**GIVEN PROBLEM A**.
Copy out the part of the rows that opens with their first line and closes with the line containing "date-cell-text: 10/01/2000 [1288,844,1365,862]", both ends included.

::::

The desire of certain universities to control the things the public intellectuals they employ as professors say about socially important issues teeters on the verge of censorship and can hardly benefit their reputations, demonstrating only the growing fears of their administrators.

On Friday, the Higher School of Economics made public the decision of its ethics board, which voted seven to one in favor of recommending that Gasan Gusejnov, a linguist employed in the university’s humanities faculty, apologize for his “ill-considered and irresponsible” remarks on his personal Facebook page regarding the “cesspool-like” Russian used by the Russian media. The majority of council members found the statement had caused “serious harm” to the university’s “professional reputation.”

In particular, the ethics board referred to recommendations for university staff members regarding public statements: “If the public statements of employees touch on issues that are matters of considerable public controversy […] it is recommended they refrain from mentioning the university by name.”

However, Gusejnov did not mention his position at the university in the Facebook post that sparked a witch hunt against him on social media and in pro-Kremlin media outlets. Gusejnov said he did not intend to apologize, as he had not yet received an official request to apologize from the university. This triggered a new wave of invective against him.

::::

**GIVEN PROBLEM B**.
Quote the entire text on the Higher School of Economics ethics board and Gasan Gusejnov.

::::

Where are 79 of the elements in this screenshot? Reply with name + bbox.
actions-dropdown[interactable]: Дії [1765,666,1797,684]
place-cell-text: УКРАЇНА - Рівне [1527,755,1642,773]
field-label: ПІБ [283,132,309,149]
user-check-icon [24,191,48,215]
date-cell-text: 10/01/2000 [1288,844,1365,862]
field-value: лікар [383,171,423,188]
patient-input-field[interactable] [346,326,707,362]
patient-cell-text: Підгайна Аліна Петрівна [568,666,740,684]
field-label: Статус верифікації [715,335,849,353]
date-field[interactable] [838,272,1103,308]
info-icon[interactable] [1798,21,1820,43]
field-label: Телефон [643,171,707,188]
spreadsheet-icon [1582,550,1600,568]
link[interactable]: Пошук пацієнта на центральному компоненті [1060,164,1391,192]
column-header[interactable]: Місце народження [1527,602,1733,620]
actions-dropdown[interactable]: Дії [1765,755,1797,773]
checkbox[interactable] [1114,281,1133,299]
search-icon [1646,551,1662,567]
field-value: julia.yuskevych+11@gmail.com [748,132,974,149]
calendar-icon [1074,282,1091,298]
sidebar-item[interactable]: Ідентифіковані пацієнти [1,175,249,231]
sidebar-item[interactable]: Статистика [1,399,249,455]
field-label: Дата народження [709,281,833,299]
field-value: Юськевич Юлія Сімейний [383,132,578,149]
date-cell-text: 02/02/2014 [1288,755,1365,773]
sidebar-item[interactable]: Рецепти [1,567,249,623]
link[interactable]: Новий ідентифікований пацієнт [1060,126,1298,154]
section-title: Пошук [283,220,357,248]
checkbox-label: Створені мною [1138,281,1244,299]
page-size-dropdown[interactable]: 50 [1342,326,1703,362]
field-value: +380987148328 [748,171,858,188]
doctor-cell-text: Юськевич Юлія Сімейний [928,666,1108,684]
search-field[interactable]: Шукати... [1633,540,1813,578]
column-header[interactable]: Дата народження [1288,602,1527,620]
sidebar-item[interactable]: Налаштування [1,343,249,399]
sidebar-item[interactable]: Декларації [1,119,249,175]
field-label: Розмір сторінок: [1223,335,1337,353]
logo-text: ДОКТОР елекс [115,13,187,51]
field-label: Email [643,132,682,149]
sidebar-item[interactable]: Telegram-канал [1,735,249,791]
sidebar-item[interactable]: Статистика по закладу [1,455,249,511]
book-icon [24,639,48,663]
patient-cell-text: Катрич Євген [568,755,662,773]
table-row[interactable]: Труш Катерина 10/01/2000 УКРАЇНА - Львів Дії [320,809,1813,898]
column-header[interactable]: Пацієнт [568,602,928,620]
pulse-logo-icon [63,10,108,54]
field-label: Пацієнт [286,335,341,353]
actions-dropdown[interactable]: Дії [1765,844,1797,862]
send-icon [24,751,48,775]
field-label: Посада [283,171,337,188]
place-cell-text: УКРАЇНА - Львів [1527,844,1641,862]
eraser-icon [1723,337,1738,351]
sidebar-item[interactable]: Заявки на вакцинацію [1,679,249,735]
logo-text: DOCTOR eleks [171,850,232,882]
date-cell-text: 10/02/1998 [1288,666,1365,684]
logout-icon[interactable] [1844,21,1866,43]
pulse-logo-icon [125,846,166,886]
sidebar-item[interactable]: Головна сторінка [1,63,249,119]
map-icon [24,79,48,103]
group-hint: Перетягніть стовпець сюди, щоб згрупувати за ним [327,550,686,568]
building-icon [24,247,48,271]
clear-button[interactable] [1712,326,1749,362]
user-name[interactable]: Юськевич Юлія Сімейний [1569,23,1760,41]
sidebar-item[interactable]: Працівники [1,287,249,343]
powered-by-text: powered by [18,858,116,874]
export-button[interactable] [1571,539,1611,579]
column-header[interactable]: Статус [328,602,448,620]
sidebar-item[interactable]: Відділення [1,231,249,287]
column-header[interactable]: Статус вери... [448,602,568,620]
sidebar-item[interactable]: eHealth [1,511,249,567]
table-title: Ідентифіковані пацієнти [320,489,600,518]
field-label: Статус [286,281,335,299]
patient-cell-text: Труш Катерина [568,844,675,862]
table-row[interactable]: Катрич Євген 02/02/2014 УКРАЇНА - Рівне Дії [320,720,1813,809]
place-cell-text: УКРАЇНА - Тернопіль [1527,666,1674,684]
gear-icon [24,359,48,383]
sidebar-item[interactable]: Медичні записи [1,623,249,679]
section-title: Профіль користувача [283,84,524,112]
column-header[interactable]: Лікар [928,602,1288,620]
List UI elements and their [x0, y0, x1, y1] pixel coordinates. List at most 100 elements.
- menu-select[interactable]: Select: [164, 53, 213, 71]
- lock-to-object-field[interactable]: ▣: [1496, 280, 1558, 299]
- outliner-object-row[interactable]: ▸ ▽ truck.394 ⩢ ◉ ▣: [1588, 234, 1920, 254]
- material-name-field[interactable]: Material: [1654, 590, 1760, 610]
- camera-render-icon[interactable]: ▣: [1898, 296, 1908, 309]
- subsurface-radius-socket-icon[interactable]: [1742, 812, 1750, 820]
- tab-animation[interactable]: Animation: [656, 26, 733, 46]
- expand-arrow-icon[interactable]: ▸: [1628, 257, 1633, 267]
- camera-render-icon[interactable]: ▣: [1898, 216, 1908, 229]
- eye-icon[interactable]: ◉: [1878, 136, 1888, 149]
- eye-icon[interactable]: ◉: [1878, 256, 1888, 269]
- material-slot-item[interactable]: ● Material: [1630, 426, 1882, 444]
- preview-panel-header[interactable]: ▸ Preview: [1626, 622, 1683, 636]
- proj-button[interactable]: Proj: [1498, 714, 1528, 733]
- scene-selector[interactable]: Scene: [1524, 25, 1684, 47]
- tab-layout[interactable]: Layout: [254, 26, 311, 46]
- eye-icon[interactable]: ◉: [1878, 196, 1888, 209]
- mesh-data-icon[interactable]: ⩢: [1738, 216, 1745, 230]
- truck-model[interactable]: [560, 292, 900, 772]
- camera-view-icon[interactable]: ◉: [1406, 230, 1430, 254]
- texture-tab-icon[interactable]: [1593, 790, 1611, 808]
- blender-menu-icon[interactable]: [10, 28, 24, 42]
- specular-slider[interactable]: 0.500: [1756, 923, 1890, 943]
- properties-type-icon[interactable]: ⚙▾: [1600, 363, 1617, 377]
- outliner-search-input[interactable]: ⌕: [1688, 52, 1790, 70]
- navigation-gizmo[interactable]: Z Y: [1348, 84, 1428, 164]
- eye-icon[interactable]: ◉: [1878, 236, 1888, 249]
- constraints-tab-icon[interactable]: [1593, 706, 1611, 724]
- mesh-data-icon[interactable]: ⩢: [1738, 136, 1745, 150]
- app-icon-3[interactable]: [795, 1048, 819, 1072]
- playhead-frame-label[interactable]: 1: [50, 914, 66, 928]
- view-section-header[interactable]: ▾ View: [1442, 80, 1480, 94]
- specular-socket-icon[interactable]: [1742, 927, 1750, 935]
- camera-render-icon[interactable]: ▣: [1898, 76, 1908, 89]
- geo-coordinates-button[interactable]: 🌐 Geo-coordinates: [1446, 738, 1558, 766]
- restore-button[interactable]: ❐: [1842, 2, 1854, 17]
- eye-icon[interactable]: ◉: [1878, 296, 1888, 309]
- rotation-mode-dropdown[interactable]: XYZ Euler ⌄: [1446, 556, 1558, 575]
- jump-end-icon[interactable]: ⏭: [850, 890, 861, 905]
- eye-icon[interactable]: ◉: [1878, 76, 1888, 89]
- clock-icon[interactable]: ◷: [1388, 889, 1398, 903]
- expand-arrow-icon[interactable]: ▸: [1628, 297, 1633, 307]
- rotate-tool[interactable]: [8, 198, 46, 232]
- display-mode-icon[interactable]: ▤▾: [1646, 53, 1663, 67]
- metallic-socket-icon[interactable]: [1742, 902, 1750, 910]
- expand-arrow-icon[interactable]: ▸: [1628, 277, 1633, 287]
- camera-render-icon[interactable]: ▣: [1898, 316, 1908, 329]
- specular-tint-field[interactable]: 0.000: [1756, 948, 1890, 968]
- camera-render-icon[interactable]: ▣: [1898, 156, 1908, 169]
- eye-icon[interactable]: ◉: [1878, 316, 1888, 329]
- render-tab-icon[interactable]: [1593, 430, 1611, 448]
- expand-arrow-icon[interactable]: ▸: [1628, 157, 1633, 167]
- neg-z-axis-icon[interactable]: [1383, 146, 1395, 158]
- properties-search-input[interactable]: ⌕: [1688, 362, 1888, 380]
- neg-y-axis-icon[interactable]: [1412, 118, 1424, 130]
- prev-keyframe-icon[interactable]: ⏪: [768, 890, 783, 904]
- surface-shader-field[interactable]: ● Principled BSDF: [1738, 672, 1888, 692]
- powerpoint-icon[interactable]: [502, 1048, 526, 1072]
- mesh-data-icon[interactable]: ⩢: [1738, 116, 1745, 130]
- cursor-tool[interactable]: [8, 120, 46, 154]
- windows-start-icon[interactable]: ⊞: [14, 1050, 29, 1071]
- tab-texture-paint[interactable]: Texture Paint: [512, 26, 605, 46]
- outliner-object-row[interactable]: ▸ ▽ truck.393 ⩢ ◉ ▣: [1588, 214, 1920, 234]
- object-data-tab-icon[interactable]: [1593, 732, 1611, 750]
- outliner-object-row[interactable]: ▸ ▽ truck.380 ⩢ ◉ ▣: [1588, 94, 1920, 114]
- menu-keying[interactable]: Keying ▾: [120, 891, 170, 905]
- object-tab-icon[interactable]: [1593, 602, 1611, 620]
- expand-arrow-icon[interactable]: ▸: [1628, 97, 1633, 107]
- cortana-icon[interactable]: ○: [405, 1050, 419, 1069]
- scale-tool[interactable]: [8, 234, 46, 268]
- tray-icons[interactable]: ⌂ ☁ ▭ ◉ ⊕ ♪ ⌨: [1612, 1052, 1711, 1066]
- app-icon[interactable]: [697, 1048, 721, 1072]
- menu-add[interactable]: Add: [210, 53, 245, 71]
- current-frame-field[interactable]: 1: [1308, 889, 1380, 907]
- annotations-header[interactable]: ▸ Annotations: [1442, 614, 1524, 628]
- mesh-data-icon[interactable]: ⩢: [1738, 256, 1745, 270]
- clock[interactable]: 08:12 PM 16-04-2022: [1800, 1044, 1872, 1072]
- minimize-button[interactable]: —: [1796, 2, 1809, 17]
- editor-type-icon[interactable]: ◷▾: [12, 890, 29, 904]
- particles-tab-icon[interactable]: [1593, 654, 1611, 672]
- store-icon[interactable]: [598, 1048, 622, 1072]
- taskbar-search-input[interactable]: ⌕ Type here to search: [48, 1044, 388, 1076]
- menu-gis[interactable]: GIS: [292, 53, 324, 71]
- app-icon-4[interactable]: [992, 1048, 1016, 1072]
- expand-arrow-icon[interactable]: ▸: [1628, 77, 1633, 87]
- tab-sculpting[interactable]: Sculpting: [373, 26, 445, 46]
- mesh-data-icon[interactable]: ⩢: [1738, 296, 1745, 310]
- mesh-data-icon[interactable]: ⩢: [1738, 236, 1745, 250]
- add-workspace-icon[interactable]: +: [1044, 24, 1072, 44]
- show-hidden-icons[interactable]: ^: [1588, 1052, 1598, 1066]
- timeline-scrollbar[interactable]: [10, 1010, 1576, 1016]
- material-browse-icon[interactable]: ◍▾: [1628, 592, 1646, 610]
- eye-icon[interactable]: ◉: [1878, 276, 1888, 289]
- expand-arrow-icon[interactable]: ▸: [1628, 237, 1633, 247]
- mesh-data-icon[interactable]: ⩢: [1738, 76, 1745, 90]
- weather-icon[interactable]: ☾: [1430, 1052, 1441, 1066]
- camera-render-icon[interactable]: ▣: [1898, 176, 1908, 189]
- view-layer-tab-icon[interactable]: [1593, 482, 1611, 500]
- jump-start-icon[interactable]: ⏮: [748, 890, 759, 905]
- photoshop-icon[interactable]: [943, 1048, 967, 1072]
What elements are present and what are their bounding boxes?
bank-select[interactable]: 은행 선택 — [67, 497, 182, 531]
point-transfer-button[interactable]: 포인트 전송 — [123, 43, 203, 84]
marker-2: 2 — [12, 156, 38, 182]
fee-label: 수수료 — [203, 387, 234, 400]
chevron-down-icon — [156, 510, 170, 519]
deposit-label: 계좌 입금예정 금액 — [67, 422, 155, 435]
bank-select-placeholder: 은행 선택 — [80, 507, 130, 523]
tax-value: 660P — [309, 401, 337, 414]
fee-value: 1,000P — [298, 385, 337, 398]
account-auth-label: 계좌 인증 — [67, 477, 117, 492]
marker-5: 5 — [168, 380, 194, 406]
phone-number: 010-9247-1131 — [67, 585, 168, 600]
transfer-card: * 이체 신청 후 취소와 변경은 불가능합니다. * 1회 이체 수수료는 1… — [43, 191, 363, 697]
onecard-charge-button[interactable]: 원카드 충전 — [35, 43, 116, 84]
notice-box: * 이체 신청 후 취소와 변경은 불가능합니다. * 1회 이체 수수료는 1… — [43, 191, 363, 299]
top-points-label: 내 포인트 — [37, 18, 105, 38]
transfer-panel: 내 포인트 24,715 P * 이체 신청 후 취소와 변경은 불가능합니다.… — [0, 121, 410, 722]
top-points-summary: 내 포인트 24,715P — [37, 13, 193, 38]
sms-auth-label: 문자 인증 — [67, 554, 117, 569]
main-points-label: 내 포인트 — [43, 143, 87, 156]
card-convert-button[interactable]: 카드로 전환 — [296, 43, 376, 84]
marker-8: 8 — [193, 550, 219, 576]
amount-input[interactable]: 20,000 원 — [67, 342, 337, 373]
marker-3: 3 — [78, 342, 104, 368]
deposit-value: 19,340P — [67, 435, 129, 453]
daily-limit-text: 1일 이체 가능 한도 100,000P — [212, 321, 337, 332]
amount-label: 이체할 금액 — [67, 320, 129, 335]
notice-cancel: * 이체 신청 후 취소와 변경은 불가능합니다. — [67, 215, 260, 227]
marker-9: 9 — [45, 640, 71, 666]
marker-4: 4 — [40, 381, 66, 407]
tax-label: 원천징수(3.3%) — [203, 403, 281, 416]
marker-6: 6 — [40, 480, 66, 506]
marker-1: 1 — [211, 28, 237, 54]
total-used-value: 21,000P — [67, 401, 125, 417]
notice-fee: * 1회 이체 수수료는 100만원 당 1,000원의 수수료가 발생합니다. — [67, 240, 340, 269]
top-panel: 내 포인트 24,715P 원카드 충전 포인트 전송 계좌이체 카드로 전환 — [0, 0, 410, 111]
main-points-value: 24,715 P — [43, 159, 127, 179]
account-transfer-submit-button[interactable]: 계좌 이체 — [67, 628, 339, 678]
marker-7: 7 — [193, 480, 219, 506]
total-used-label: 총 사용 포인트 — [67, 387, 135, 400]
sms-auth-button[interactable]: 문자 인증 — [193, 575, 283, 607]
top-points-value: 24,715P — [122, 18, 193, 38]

::::

**COMPLETE RESPONSE A**.
Where are 79 of the elements in this screenshot? Reply with name + bbox.
actions-dropdown[interactable]: Дії [1765,666,1797,684]
place-cell-text: УКРАЇНА - Рівне [1527,755,1642,773]
field-label: ПІБ [283,132,309,149]
user-check-icon [24,191,48,215]
date-cell-text: 10/01/2000 [1288,844,1365,862]

**COMPLETE RESPONSE B**.
The desire of certain universities to control the things the public intellectuals they employ as professors say about socially important issues teeters on the verge of censorship and can hardly benefit their reputations, demonstrating only the growing fears of their administrators.

On Friday, the Higher School of Economics made public the decision of its ethics board, which voted seven to one in favor of recommending that Gasan Gusejnov, a linguist employed in the university’s humanities faculty, apologize for his “ill-considered and irresponsible” remarks on his personal Facebook page regarding the “cesspool-like” Russian used by the Russian media. The majority of council members found the statement had caused “serious harm” to the university’s “professional reputation.”

In particular, the ethics board referred to recommendations for university staff members regarding public statements: “If the public statements of employees touch on issues that are matters of considerable public controversy […] it is recommended they refrain from mentioning the university by name.”

However, Gusejnov did not mention his position at the university in the Facebook post that sparked a witch hunt against him on social media and in pro-Kremlin media outlets. Gusejnov said he did not intend to apologize, as he had not yet received an official request to apologize from the university. This triggered a new wave of invective against him.